* CHALLENGE *
Emit the data below verbatim, stripping out any pictures.

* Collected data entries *
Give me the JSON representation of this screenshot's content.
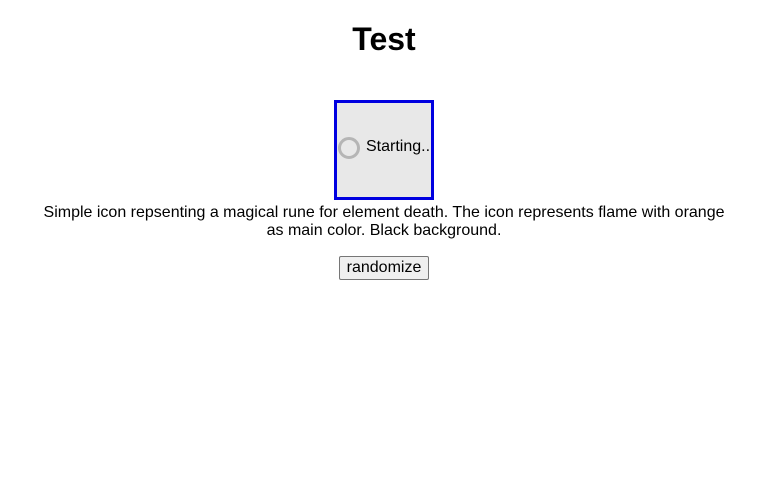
{
  "page": {
    "title": "Test"
  },
  "preview": {
    "status_text": "Starting..",
    "spinner_icon": "loading-spinner-icon",
    "border_color": "#0000e0",
    "background_color": "#e8e8e8"
  },
  "description": "Simple icon repsenting a magical rune for element death. The icon represents flame with orange as main color. Black background.",
  "controls": {
    "randomize_label": "randomize"
  }
}
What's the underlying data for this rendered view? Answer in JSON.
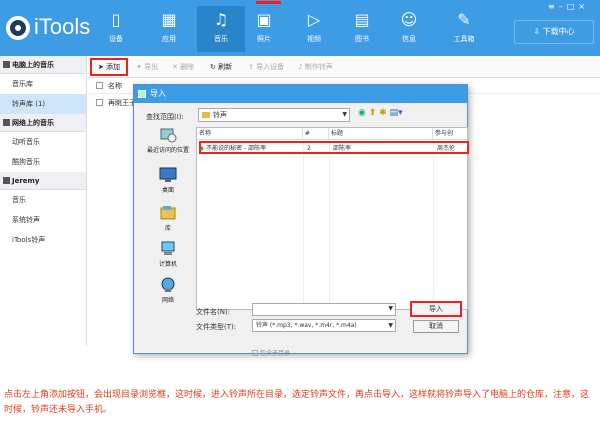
{
  "app": {
    "name": "iTools"
  },
  "nav": [
    {
      "label": "设备",
      "icon": "phone-icon"
    },
    {
      "label": "应用",
      "icon": "apps-icon"
    },
    {
      "label": "音乐",
      "icon": "music-icon"
    },
    {
      "label": "照片",
      "icon": "photo-icon"
    },
    {
      "label": "视频",
      "icon": "video-icon"
    },
    {
      "label": "图书",
      "icon": "book-icon"
    },
    {
      "label": "信息",
      "icon": "contact-icon"
    },
    {
      "label": "工具箱",
      "icon": "tools-icon"
    }
  ],
  "download_center": "下载中心",
  "sidebar": {
    "sections": [
      {
        "title": "电脑上的音乐",
        "items": [
          "音乐库",
          "铃声库 (1)"
        ]
      },
      {
        "title": "网络上的音乐",
        "items": [
          "动听音乐",
          "酷狗音乐"
        ]
      },
      {
        "title": "Jeremy",
        "items": [
          "音乐",
          "系统铃声",
          "iTools铃声"
        ]
      }
    ]
  },
  "toolbar": {
    "add": "添加",
    "export": "导出",
    "delete": "删除",
    "refresh": "刷新",
    "import_device": "导入设备",
    "make_ringtone": "制作铃声"
  },
  "list": {
    "header": "名称",
    "row": "再眺王子"
  },
  "dialog": {
    "title": "导入",
    "lookin_label": "查找范围(I):",
    "lookin_value": "铃声",
    "places": [
      "最近访问的位置",
      "桌面",
      "库",
      "计算机",
      "网络"
    ],
    "columns": [
      "名称",
      "#",
      "标题",
      "参与创"
    ],
    "file": {
      "name": "不能说的秘密 - 邵陈率",
      "num": "2",
      "title": "邵陈率",
      "artist": "周杰伦"
    },
    "filename_label": "文件名(N):",
    "filetype_label": "文件类型(T):",
    "filetype_value": "铃声 (*.mp3, *.wav, *.m4r, *.m4a)",
    "import_btn": "导入",
    "cancel_btn": "取消",
    "subdir": "包含子目录"
  },
  "tip": "点击左上角添加按钮，会出现目录浏览框，这时候，进入铃声所在目录，选定铃声文件，再点击导入，这样就将铃声导入了电脑上的仓库，注意，这时候，铃声还未导入手机。"
}
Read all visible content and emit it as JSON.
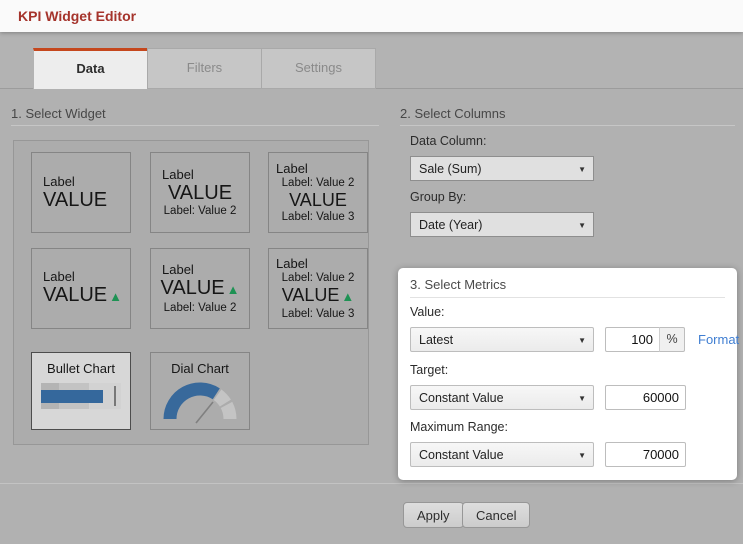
{
  "window": {
    "title": "KPI Widget Editor"
  },
  "tabs": {
    "data": "Data",
    "filters": "Filters",
    "settings": "Settings"
  },
  "icons": {
    "dropdown_arrow": "▼",
    "trend_up": "▲"
  },
  "select_widget": {
    "title": "1. Select Widget",
    "tiles": {
      "t1": {
        "label": "Label",
        "value": "VALUE"
      },
      "t2": {
        "label": "Label",
        "value": "VALUE",
        "sub": "Label: Value 2"
      },
      "t3": {
        "label": "Label",
        "sub1": "Label: Value 2",
        "value": "VALUE",
        "sub2": "Label: Value 3"
      },
      "t4": {
        "label": "Label",
        "value": "VALUE"
      },
      "t5": {
        "label": "Label",
        "value": "VALUE",
        "sub": "Label: Value 2"
      },
      "t6": {
        "label": "Label",
        "sub1": "Label: Value 2",
        "value": "VALUE",
        "sub2": "Label: Value 3"
      },
      "t7": {
        "label": "Bullet Chart"
      },
      "t8": {
        "label": "Dial Chart"
      }
    }
  },
  "select_columns": {
    "title": "2. Select Columns",
    "data_column": {
      "label": "Data Column:",
      "value": "Sale (Sum)"
    },
    "group_by": {
      "label": "Group By:",
      "value": "Date (Year)"
    }
  },
  "select_metrics": {
    "title": "3. Select Metrics",
    "value": {
      "label": "Value:",
      "method": "Latest",
      "amount": "100",
      "unit": "%",
      "format_link": "Format"
    },
    "target": {
      "label": "Target:",
      "method": "Constant Value",
      "amount": "60000"
    },
    "maximum_range": {
      "label": "Maximum Range:",
      "method": "Constant Value",
      "amount": "70000"
    }
  },
  "footer": {
    "apply": "Apply",
    "cancel": "Cancel"
  },
  "colors": {
    "title_red": "#a5332b",
    "tab_accent": "#c5471d",
    "trend_green": "#1e9254",
    "chart_blue": "#38699b",
    "link_blue": "#3f7ed2",
    "dim_background": "#b1b1b1",
    "spotlight_panel": "#ffffff"
  }
}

* FULL SOLUTION *
Give me the JSON representation of this screenshot's content.
{
  "page": {
    "title": "Test"
  },
  "preview": {
    "status_text": "Starting..",
    "spinner_icon": "loading-spinner-icon",
    "border_color": "#0000e0",
    "background_color": "#e8e8e8"
  },
  "description": "Simple icon repsenting a magical rune for element death. The icon represents flame with orange as main color. Black background.",
  "controls": {
    "randomize_label": "randomize"
  }
}
What's the underlying data for this rendered view? Answer in JSON.
{
  "app": {
    "name": "iTools"
  },
  "nav": [
    {
      "label": "设备",
      "icon": "phone-icon"
    },
    {
      "label": "应用",
      "icon": "apps-icon"
    },
    {
      "label": "音乐",
      "icon": "music-icon"
    },
    {
      "label": "照片",
      "icon": "photo-icon"
    },
    {
      "label": "视频",
      "icon": "video-icon"
    },
    {
      "label": "图书",
      "icon": "book-icon"
    },
    {
      "label": "信息",
      "icon": "contact-icon"
    },
    {
      "label": "工具箱",
      "icon": "tools-icon"
    }
  ],
  "download_center": "下载中心",
  "sidebar": {
    "sections": [
      {
        "title": "电脑上的音乐",
        "items": [
          "音乐库",
          "铃声库 (1)"
        ]
      },
      {
        "title": "网络上的音乐",
        "items": [
          "动听音乐",
          "酷狗音乐"
        ]
      },
      {
        "title": "Jeremy",
        "items": [
          "音乐",
          "系统铃声",
          "iTools铃声"
        ]
      }
    ]
  },
  "toolbar": {
    "add": "添加",
    "export": "导出",
    "delete": "删除",
    "refresh": "刷新",
    "import_device": "导入设备",
    "make_ringtone": "制作铃声"
  },
  "list": {
    "header": "名称",
    "row": "再眺王子"
  },
  "dialog": {
    "title": "导入",
    "lookin_label": "查找范围(I):",
    "lookin_value": "铃声",
    "places": [
      "最近访问的位置",
      "桌面",
      "库",
      "计算机",
      "网络"
    ],
    "columns": [
      "名称",
      "#",
      "标题",
      "参与创"
    ],
    "file": {
      "name": "不能说的秘密 - 邵陈率",
      "num": "2",
      "title": "邵陈率",
      "artist": "周杰伦"
    },
    "filename_label": "文件名(N):",
    "filetype_label": "文件类型(T):",
    "filetype_value": "铃声 (*.mp3, *.wav, *.m4r, *.m4a)",
    "import_btn": "导入",
    "cancel_btn": "取消",
    "subdir": "包含子目录"
  },
  "tip": "点击左上角添加按钮，会出现目录浏览框，这时候，进入铃声所在目录，选定铃声文件，再点击导入，这样就将铃声导入了电脑上的仓库，注意，这时候，铃声还未导入手机。"
}
Read all visible content and emit it as JSON.
{
  "window": {
    "title": "KPI Widget Editor"
  },
  "tabs": {
    "data": "Data",
    "filters": "Filters",
    "settings": "Settings"
  },
  "icons": {
    "dropdown_arrow": "▼",
    "trend_up": "▲"
  },
  "select_widget": {
    "title": "1. Select Widget",
    "tiles": {
      "t1": {
        "label": "Label",
        "value": "VALUE"
      },
      "t2": {
        "label": "Label",
        "value": "VALUE",
        "sub": "Label: Value 2"
      },
      "t3": {
        "label": "Label",
        "sub1": "Label: Value 2",
        "value": "VALUE",
        "sub2": "Label: Value 3"
      },
      "t4": {
        "label": "Label",
        "value": "VALUE"
      },
      "t5": {
        "label": "Label",
        "value": "VALUE",
        "sub": "Label: Value 2"
      },
      "t6": {
        "label": "Label",
        "sub1": "Label: Value 2",
        "value": "VALUE",
        "sub2": "Label: Value 3"
      },
      "t7": {
        "label": "Bullet Chart"
      },
      "t8": {
        "label": "Dial Chart"
      }
    }
  },
  "select_columns": {
    "title": "2. Select Columns",
    "data_column": {
      "label": "Data Column:",
      "value": "Sale (Sum)"
    },
    "group_by": {
      "label": "Group By:",
      "value": "Date (Year)"
    }
  },
  "select_metrics": {
    "title": "3. Select Metrics",
    "value": {
      "label": "Value:",
      "method": "Latest",
      "amount": "100",
      "unit": "%",
      "format_link": "Format"
    },
    "target": {
      "label": "Target:",
      "method": "Constant Value",
      "amount": "60000"
    },
    "maximum_range": {
      "label": "Maximum Range:",
      "method": "Constant Value",
      "amount": "70000"
    }
  },
  "footer": {
    "apply": "Apply",
    "cancel": "Cancel"
  },
  "colors": {
    "title_red": "#a5332b",
    "tab_accent": "#c5471d",
    "trend_green": "#1e9254",
    "chart_blue": "#38699b",
    "link_blue": "#3f7ed2",
    "dim_background": "#b1b1b1",
    "spotlight_panel": "#ffffff"
  }
}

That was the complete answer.